AIM >>
Reproduce the data verbatim from its first line through the line containing "boxplot-category-1 xyxy=(177,966,414,1258)", both included.

RECORDS SHOWN >>
· · ·

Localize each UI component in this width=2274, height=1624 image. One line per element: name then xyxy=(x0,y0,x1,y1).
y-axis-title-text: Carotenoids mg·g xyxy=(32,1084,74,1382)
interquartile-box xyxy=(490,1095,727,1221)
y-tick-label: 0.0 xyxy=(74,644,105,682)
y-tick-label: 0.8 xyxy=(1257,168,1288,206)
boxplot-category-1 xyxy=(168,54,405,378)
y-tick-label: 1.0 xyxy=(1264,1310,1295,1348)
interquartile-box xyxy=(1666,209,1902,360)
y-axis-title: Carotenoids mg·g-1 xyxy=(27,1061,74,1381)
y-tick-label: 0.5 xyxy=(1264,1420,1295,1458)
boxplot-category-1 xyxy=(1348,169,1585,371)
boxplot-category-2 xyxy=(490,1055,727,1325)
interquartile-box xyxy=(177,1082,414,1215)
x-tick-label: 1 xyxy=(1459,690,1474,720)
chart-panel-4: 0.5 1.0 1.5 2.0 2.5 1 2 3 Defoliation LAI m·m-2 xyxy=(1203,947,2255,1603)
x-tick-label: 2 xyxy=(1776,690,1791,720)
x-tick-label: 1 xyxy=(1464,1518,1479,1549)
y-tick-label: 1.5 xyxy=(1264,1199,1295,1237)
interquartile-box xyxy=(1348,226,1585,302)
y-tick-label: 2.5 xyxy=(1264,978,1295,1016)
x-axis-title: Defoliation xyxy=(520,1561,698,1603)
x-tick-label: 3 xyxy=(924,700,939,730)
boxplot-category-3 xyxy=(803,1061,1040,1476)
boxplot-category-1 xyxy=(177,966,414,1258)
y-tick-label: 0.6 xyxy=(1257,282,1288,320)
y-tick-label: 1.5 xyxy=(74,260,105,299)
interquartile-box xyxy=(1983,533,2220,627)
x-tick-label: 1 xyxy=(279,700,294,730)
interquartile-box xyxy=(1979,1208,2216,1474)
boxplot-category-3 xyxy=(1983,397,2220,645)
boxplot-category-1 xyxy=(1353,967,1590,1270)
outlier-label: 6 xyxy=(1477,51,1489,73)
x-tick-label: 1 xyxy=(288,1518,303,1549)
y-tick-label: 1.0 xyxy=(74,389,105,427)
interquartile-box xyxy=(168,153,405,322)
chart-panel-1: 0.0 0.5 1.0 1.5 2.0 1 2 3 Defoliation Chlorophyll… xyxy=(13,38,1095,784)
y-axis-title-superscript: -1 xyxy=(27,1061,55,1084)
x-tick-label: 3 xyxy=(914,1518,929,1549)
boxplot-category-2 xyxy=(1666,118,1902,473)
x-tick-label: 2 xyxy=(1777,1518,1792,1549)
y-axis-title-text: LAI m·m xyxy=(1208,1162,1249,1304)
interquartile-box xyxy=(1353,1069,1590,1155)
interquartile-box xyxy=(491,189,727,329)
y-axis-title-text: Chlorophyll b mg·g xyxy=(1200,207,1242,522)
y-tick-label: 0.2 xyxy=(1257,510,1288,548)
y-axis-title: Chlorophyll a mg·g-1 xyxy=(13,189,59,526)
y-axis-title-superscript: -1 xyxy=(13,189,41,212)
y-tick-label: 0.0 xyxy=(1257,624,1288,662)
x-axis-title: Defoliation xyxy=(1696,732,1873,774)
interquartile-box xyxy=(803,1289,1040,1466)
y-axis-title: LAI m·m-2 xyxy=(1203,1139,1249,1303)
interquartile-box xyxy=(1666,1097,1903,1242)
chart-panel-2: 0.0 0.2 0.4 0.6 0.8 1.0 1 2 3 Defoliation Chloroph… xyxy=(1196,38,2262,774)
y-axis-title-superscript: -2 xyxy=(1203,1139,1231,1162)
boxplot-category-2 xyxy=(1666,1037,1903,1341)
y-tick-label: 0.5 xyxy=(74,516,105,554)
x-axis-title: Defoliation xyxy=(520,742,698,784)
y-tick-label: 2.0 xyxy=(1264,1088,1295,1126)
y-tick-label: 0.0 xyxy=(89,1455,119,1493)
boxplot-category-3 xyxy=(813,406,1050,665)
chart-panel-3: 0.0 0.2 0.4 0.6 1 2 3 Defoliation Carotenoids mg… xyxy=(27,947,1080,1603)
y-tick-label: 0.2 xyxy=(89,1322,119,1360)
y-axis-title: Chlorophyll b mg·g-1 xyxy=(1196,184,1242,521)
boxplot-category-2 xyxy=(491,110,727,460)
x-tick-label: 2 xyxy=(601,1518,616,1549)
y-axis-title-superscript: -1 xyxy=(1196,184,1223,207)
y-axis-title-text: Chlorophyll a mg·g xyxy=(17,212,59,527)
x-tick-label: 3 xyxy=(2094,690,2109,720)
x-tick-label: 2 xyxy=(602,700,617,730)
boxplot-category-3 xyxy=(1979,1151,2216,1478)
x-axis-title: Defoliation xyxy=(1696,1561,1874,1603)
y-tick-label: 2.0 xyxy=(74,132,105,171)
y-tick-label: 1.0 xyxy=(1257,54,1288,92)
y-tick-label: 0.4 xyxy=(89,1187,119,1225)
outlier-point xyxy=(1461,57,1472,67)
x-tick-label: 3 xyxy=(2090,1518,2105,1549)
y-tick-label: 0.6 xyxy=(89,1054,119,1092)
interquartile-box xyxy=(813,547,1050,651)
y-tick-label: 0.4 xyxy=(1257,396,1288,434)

· · ·

EXERCISE RESPONSE >>
Localize each UI component in this width=2274, height=1624 image. One line per element: name then xyxy=(x0,y0,x1,y1).
y-axis-title-text: Carotenoids mg·g xyxy=(32,1084,74,1382)
interquartile-box xyxy=(490,1095,727,1221)
y-tick-label: 0.0 xyxy=(74,644,105,682)
y-tick-label: 0.8 xyxy=(1257,168,1288,206)
boxplot-category-1 xyxy=(168,54,405,378)
y-tick-label: 1.0 xyxy=(1264,1310,1295,1348)
interquartile-box xyxy=(1666,209,1902,360)
y-axis-title: Carotenoids mg·g-1 xyxy=(27,1061,74,1381)
y-tick-label: 0.5 xyxy=(1264,1420,1295,1458)
boxplot-category-1 xyxy=(1348,169,1585,371)
boxplot-category-2 xyxy=(490,1055,727,1325)
interquartile-box xyxy=(177,1082,414,1215)
x-tick-label: 1 xyxy=(1459,690,1474,720)
chart-panel-4: 0.5 1.0 1.5 2.0 2.5 1 2 3 Defoliation LAI m·m-2 xyxy=(1203,947,2255,1603)
x-tick-label: 2 xyxy=(1776,690,1791,720)
x-tick-label: 1 xyxy=(1464,1518,1479,1549)
y-tick-label: 1.5 xyxy=(1264,1199,1295,1237)
interquartile-box xyxy=(1348,226,1585,302)
y-tick-label: 2.5 xyxy=(1264,978,1295,1016)
x-axis-title: Defoliation xyxy=(520,1561,698,1603)
x-tick-label: 3 xyxy=(924,700,939,730)
boxplot-category-3 xyxy=(803,1061,1040,1476)
boxplot-category-1 xyxy=(177,966,414,1258)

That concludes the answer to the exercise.